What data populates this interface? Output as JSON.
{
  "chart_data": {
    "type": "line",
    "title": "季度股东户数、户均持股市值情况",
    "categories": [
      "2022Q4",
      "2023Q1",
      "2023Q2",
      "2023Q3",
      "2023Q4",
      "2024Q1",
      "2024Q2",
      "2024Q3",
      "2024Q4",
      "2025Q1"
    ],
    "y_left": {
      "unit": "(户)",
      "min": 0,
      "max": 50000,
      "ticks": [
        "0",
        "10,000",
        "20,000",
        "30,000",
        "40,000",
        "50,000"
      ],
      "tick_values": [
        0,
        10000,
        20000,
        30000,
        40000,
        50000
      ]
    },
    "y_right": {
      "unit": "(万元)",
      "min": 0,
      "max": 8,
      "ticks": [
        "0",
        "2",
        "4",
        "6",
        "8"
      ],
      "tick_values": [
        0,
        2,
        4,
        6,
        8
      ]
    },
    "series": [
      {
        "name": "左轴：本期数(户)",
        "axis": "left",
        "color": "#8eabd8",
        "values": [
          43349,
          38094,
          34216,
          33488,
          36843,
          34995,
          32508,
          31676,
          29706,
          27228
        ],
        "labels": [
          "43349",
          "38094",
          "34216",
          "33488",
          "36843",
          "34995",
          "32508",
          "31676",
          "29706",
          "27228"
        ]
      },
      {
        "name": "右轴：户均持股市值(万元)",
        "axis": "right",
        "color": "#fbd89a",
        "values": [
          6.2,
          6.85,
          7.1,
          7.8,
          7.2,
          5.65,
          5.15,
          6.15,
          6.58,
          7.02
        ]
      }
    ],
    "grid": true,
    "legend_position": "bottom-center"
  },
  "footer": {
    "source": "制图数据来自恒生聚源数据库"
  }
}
___
- [Exercise requirements]:
Transcribe every line of the data, exactly as it stands.

- [Exercise answer]:
What data populates this interface? Output as JSON.
{
  "chart_data": {
    "type": "line",
    "title": "季度股东户数、户均持股市值情况",
    "categories": [
      "2022Q4",
      "2023Q1",
      "2023Q2",
      "2023Q3",
      "2023Q4",
      "2024Q1",
      "2024Q2",
      "2024Q3",
      "2024Q4",
      "2025Q1"
    ],
    "y_left": {
      "unit": "(户)",
      "min": 0,
      "max": 50000,
      "ticks": [
        "0",
        "10,000",
        "20,000",
        "30,000",
        "40,000",
        "50,000"
      ],
      "tick_values": [
        0,
        10000,
        20000,
        30000,
        40000,
        50000
      ]
    },
    "y_right": {
      "unit": "(万元)",
      "min": 0,
      "max": 8,
      "ticks": [
        "0",
        "2",
        "4",
        "6",
        "8"
      ],
      "tick_values": [
        0,
        2,
        4,
        6,
        8
      ]
    },
    "series": [
      {
        "name": "左轴：本期数(户)",
        "axis": "left",
        "color": "#8eabd8",
        "values": [
          43349,
          38094,
          34216,
          33488,
          36843,
          34995,
          32508,
          31676,
          29706,
          27228
        ],
        "labels": [
          "43349",
          "38094",
          "34216",
          "33488",
          "36843",
          "34995",
          "32508",
          "31676",
          "29706",
          "27228"
        ]
      },
      {
        "name": "右轴：户均持股市值(万元)",
        "axis": "right",
        "color": "#fbd89a",
        "values": [
          6.2,
          6.85,
          7.1,
          7.8,
          7.2,
          5.65,
          5.15,
          6.15,
          6.58,
          7.02
        ]
      }
    ],
    "grid": true,
    "legend_position": "bottom-center"
  },
  "footer": {
    "source": "制图数据来自恒生聚源数据库"
  }
}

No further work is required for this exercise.